● EXERCISE BRIEF:
Scan each line of the records for the word "ploch" and extract the ones that have it.

(Extracted data entries)
________________________________________
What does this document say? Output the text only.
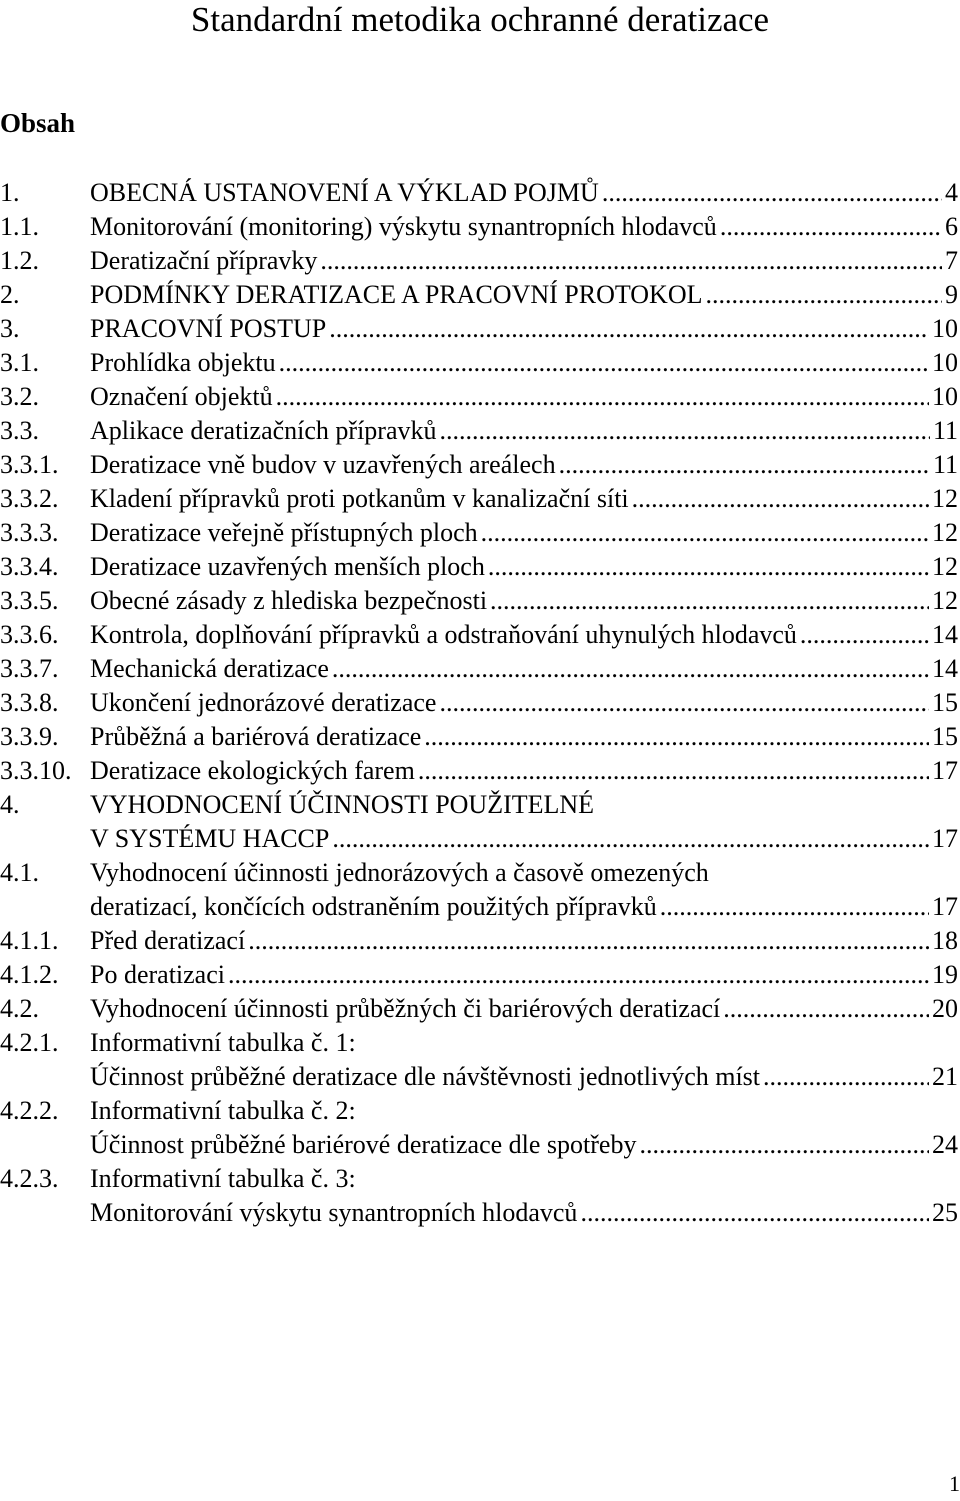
Standardní metodika ochranné deratizace
Obsah
1.	OBECNÁ USTANOVENÍ A VÝKLAD POJMŮ .....	4
1.1.	Monitorování (monitoring) výskytu synantropních hlodavců .....	6
1.2.	Deratizační přípravky .....	7
2.	PODMÍNKY DERATIZACE A PRACOVNÍ PROTOKOL .....	9
3.	PRACOVNÍ POSTUP .....	10
3.1.	Prohlídka objektu .....	10
3.2.	Označení objektů .....	10
3.3.	Aplikace deratizačních přípravků .....	11
3.3.1.	Deratizace vně budov v uzavřených areálech .....	11
3.3.2.	Kladení přípravků proti potkanům v kanalizační síti .....	12
3.3.3.	Deratizace veřejně přístupných ploch .....	12
3.3.4.	Deratizace uzavřených menších ploch .....	12
3.3.5.	Obecné zásady z hlediska bezpečnosti .....	12
3.3.6.	Kontrola, doplňování přípravků a odstraňování uhynulých hlodavců .....	14
3.3.7.	Mechanická deratizace .....	14
3.3.8.	Ukončení jednorázové deratizace .....	15
3.3.9.	Průběžná a bariérová deratizace .....	15
3.3.10. Deratizace ekologických farem .....	17
4.	VYHODNOCENÍ ÚČINNOSTI POUŽITELNÉ
V SYSTÉMU HACCP .....	17
4.1.	Vyhodnocení účinnosti jednorázových a časově omezených
deratizací, končících odstraněním použitých přípravků .....	17
4.1.1.	Před deratizací .....	18
4.1.2.	Po deratizaci .....	19
4.2.	Vyhodnocení účinnosti průběžných či bariérových deratizací .....	20
4.2.1.	Informativní tabulka č. 1:
Účinnost průběžné deratizace dle návštěvnosti jednotlivých míst .....	21
4.2.2.	Informativní tabulka č. 2:
Účinnost průběžné bariérové deratizace dle spotřeby .....	24
4.2.3.	Informativní tabulka č. 3:
Monitorování výskytu synantropních hlodavců .....	25
1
________________________________________
● TASK RESULT:
3.3.3.	Deratizace veřejně přístupných ploch .....	12
3.3.4.	Deratizace uzavřených menších ploch .....	12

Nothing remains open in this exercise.